**TASK INSTRUCTIONS:**
Going through the listing below, tally the lines that contain the word "ovanstående" and give only that figure.

**MATERIALS PROVIDED:**
↓
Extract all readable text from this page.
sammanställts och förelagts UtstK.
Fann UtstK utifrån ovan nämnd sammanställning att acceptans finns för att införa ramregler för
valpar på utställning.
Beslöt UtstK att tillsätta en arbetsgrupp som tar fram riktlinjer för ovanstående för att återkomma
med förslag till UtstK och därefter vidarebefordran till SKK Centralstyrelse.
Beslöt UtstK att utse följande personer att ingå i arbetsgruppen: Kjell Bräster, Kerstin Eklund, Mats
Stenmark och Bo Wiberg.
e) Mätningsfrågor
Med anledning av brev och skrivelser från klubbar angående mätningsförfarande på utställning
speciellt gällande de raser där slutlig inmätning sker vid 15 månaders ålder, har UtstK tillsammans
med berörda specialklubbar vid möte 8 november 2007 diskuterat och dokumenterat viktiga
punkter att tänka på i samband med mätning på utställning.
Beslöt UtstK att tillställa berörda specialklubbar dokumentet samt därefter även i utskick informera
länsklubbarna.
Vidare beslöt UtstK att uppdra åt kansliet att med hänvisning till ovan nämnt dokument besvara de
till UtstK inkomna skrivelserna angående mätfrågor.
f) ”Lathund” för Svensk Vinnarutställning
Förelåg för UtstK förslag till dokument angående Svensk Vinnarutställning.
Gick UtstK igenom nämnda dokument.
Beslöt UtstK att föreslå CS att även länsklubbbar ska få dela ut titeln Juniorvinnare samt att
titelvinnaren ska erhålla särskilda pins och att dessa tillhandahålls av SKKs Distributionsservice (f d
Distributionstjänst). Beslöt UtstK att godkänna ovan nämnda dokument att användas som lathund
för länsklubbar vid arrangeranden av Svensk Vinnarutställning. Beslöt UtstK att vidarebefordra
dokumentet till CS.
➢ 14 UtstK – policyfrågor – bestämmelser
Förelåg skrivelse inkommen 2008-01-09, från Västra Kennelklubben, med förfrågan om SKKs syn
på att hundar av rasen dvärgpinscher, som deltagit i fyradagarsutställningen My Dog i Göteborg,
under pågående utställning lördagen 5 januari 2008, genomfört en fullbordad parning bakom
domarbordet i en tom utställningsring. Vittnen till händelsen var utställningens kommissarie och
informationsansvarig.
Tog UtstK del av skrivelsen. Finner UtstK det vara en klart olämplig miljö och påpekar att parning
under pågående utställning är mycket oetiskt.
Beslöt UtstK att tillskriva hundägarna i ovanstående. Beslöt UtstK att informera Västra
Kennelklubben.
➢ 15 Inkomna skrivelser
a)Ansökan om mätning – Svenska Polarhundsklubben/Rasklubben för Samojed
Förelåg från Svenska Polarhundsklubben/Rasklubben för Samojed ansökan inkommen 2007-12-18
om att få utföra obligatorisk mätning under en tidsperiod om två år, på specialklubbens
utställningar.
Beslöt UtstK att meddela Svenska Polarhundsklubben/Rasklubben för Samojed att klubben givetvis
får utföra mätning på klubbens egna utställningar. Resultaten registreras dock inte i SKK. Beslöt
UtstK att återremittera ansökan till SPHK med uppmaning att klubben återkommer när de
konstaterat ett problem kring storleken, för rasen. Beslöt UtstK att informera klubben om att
↑
**TASK RESULT:**
2